==== Provided information

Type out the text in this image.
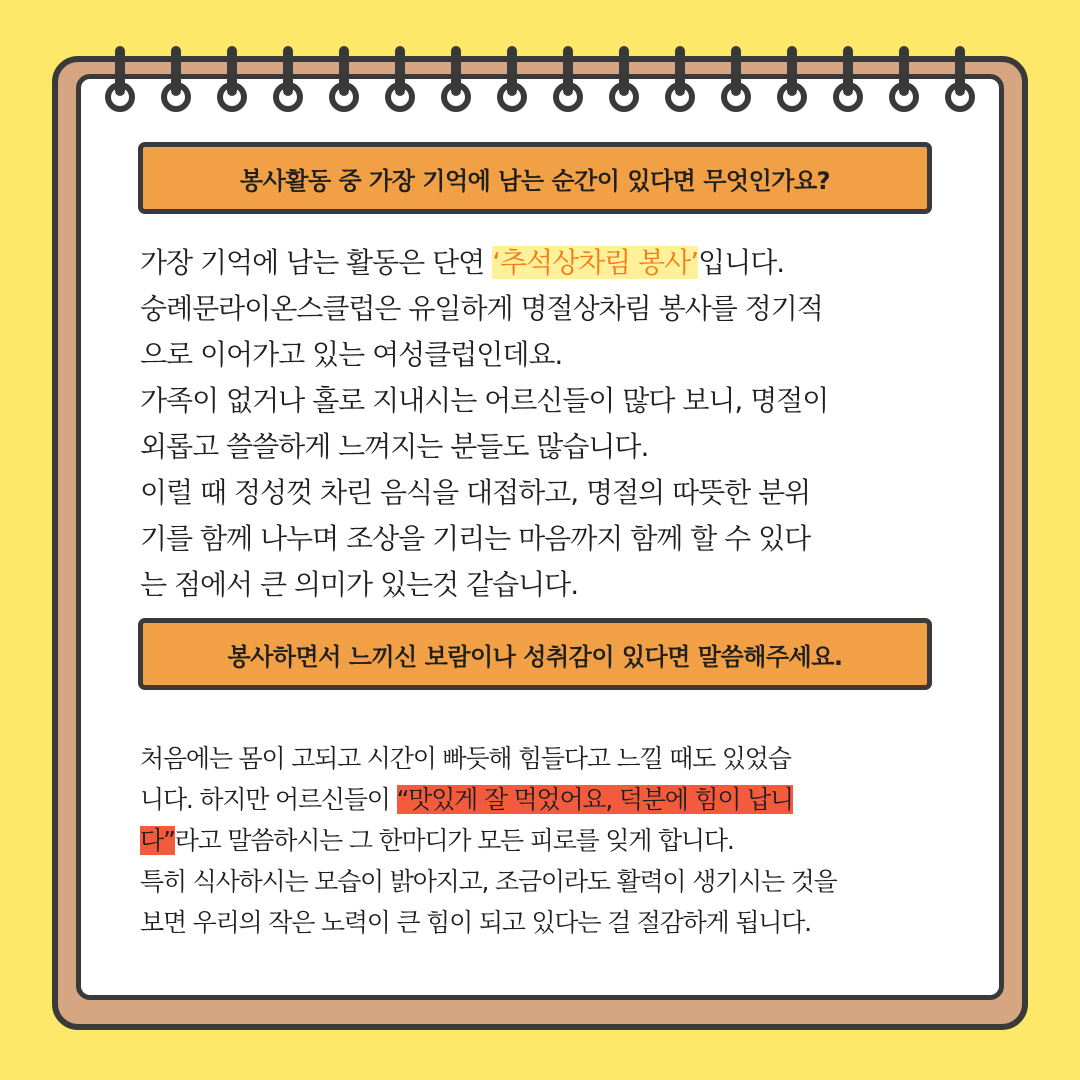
봉사활동 중 가장 기억에 남는 순간이 있다면 무엇인가요?
가장 기억에 남는 활동은 단연 ‘추석상차림 봉사’입니다.
숭례문라이온스클럽은 유일하게 명절상차림 봉사를 정기적
으로 이어가고 있는 여성클럽인데요.
가족이 없거나 홀로 지내시는 어르신들이 많다 보니, 명절이
외롭고 쓸쓸하게 느껴지는 분들도 많습니다.
이럴 때 정성껏 차린 음식을 대접하고, 명절의 따뜻한 분위
기를 함께 나누며 조상을 기리는 마음까지 함께 할 수 있다
는 점에서 큰 의미가 있는것 같습니다.
봉사하면서 느끼신 보람이나 성취감이 있다면 말씀해주세요.
처음에는 몸이 고되고 시간이 빠듯해 힘들다고 느낄 때도 있었습
니다. 하지만 어르신들이 “맛있게 잘 먹었어요, 덕분에 힘이 납니
다”라고 말씀하시는 그 한마디가 모든 피로를 잊게 합니다.
특히 식사하시는 모습이 밝아지고, 조금이라도 활력이 생기시는 것을
보면 우리의 작은 노력이 큰 힘이 되고 있다는 걸 절감하게 됩니다.
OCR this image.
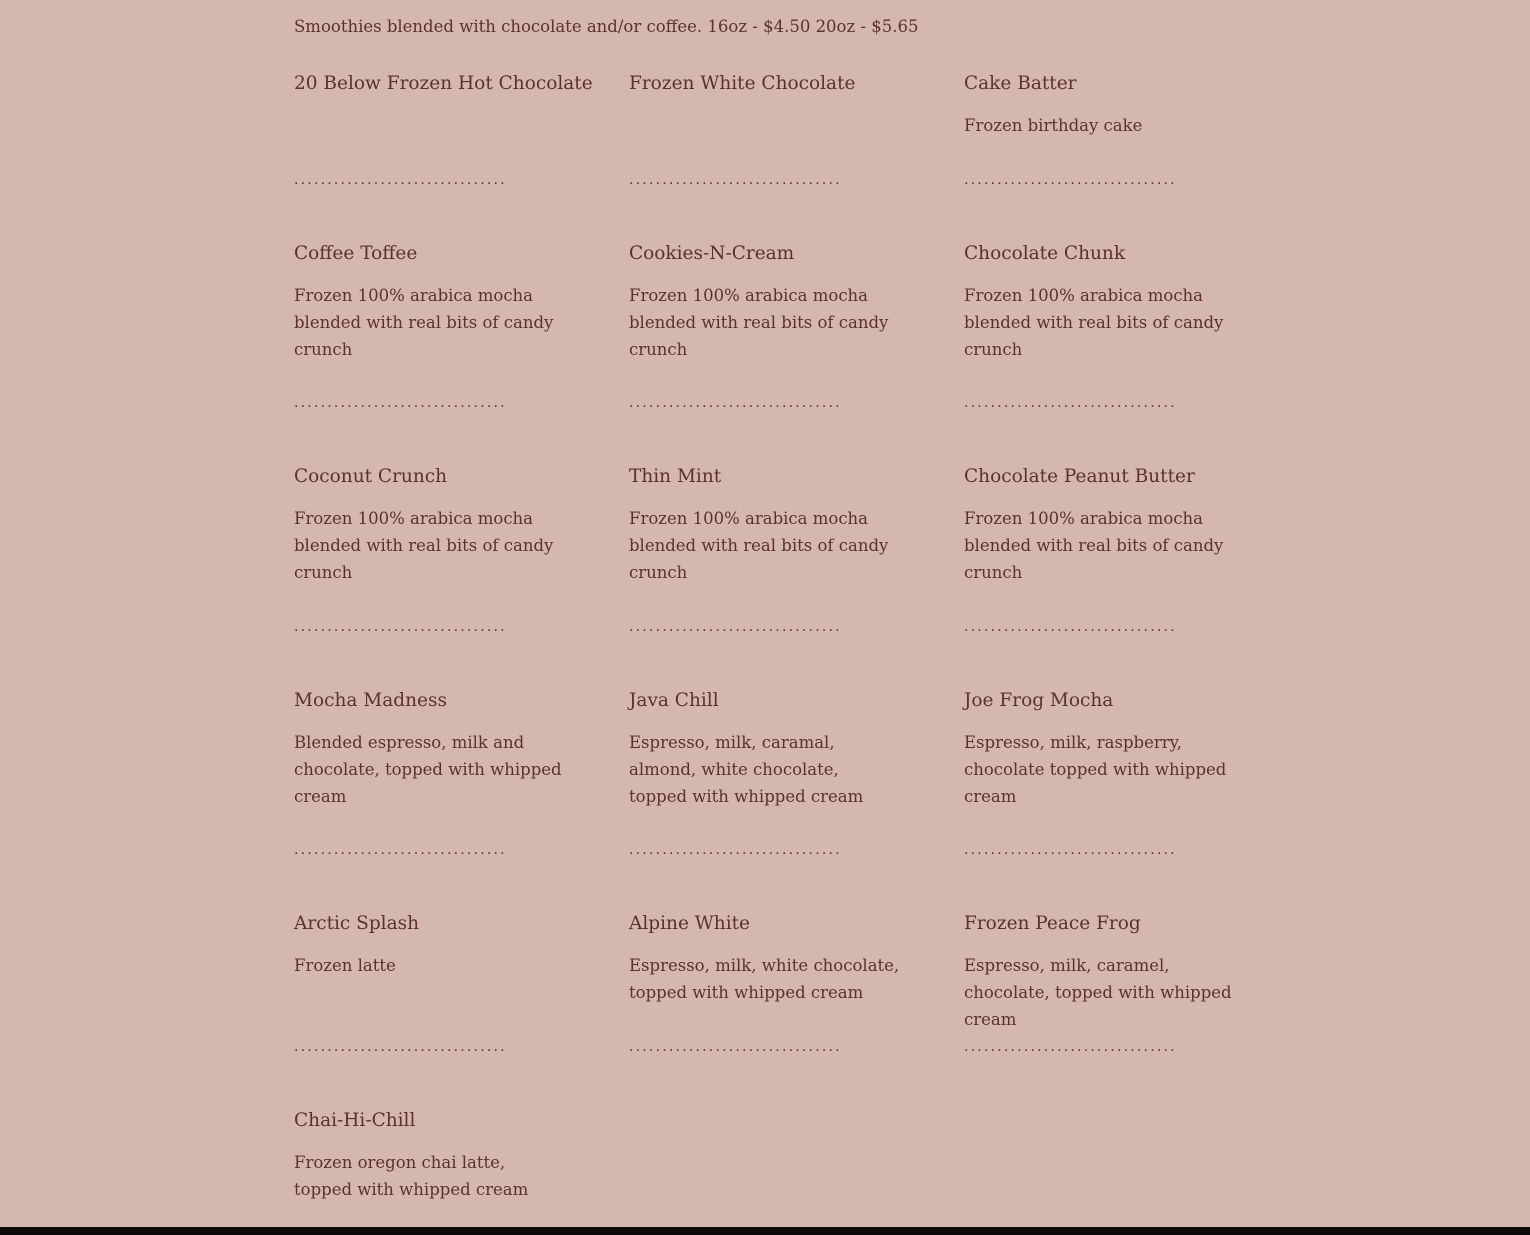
Smoothies blended with chocolate and/or coffee. 16oz - $4.50 20oz - $5.65
20 Below Frozen Hot Chocolate Frozen White Chocolate	Cake Batter
Frozen birthday cake
................................	................................	................................
Coffee Toffee
Frozen 100% arabica mocha blended with real bits of candy crunch
Cookies-N-Cream
Frozen 100% arabica mocha blended with real bits of candy crunch
Chocolate Chunk
Frozen 100% arabica mocha blended with real bits of candy crunch
................................	................................	................................
Coconut Crunch
Frozen 100% arabica mocha blended with real bits of candy crunch
Thin Mint
Frozen 100% arabica mocha blended with real bits of candy crunch
Chocolate Peanut Butter
Frozen 100% arabica mocha blended with real bits of candy crunch
................................	................................	................................
Mocha Madness
Blended espresso, milk and chocolate, topped with whipped cream
Java Chill
Espresso, milk, caramal, almond, white chocolate, topped with whipped cream
Joe Frog Mocha
Espresso, milk, raspberry, chocolate topped with whipped cream
................................	................................	................................
Arctic Splash
Frozen latte
Alpine White
Espresso, milk, white chocolate, topped with whipped cream
Frozen Peace Frog
Espresso, milk, caramel, chocolate, topped with whipped cream
................................	................................	................................
Chai-Hi-Chill
Frozen oregon chai latte, topped with whipped cream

========

> **Exercise description**: Omitting all images, print the listing exactly.

> **Result of the exercise**:
Type out the text in this image.
봉사활동 중 가장 기억에 남는 순간이 있다면 무엇인가요?
가장 기억에 남는 활동은 단연 ‘추석상차림 봉사’입니다.
숭례문라이온스클럽은 유일하게 명절상차림 봉사를 정기적
으로 이어가고 있는 여성클럽인데요.
가족이 없거나 홀로 지내시는 어르신들이 많다 보니, 명절이
외롭고 쓸쓸하게 느껴지는 분들도 많습니다.
이럴 때 정성껏 차린 음식을 대접하고, 명절의 따뜻한 분위
기를 함께 나누며 조상을 기리는 마음까지 함께 할 수 있다
는 점에서 큰 의미가 있는것 같습니다.
봉사하면서 느끼신 보람이나 성취감이 있다면 말씀해주세요.
처음에는 몸이 고되고 시간이 빠듯해 힘들다고 느낄 때도 있었습
니다. 하지만 어르신들이 “맛있게 잘 먹었어요, 덕분에 힘이 납니
다”라고 말씀하시는 그 한마디가 모든 피로를 잊게 합니다.
특히 식사하시는 모습이 밝아지고, 조금이라도 활력이 생기시는 것을
보면 우리의 작은 노력이 큰 힘이 되고 있다는 걸 절감하게 됩니다.
OCR this image.
Smoothies blended with chocolate and/or coffee. 16oz - $4.50 20oz - $5.65
20 Below Frozen Hot Chocolate Frozen White Chocolate	Cake Batter
Frozen birthday cake
................................	................................	................................
Coffee Toffee
Frozen 100% arabica mocha blended with real bits of candy crunch
Cookies-N-Cream
Frozen 100% arabica mocha blended with real bits of candy crunch
Chocolate Chunk
Frozen 100% arabica mocha blended with real bits of candy crunch
................................	................................	................................
Coconut Crunch
Frozen 100% arabica mocha blended with real bits of candy crunch
Thin Mint
Frozen 100% arabica mocha blended with real bits of candy crunch
Chocolate Peanut Butter
Frozen 100% arabica mocha blended with real bits of candy crunch
................................	................................	................................
Mocha Madness
Blended espresso, milk and chocolate, topped with whipped cream
Java Chill
Espresso, milk, caramal, almond, white chocolate, topped with whipped cream
Joe Frog Mocha
Espresso, milk, raspberry, chocolate topped with whipped cream
................................	................................	................................
Arctic Splash
Frozen latte
Alpine White
Espresso, milk, white chocolate, topped with whipped cream
Frozen Peace Frog
Espresso, milk, caramel, chocolate, topped with whipped cream
................................	................................	................................
Chai-Hi-Chill
Frozen oregon chai latte, topped with whipped cream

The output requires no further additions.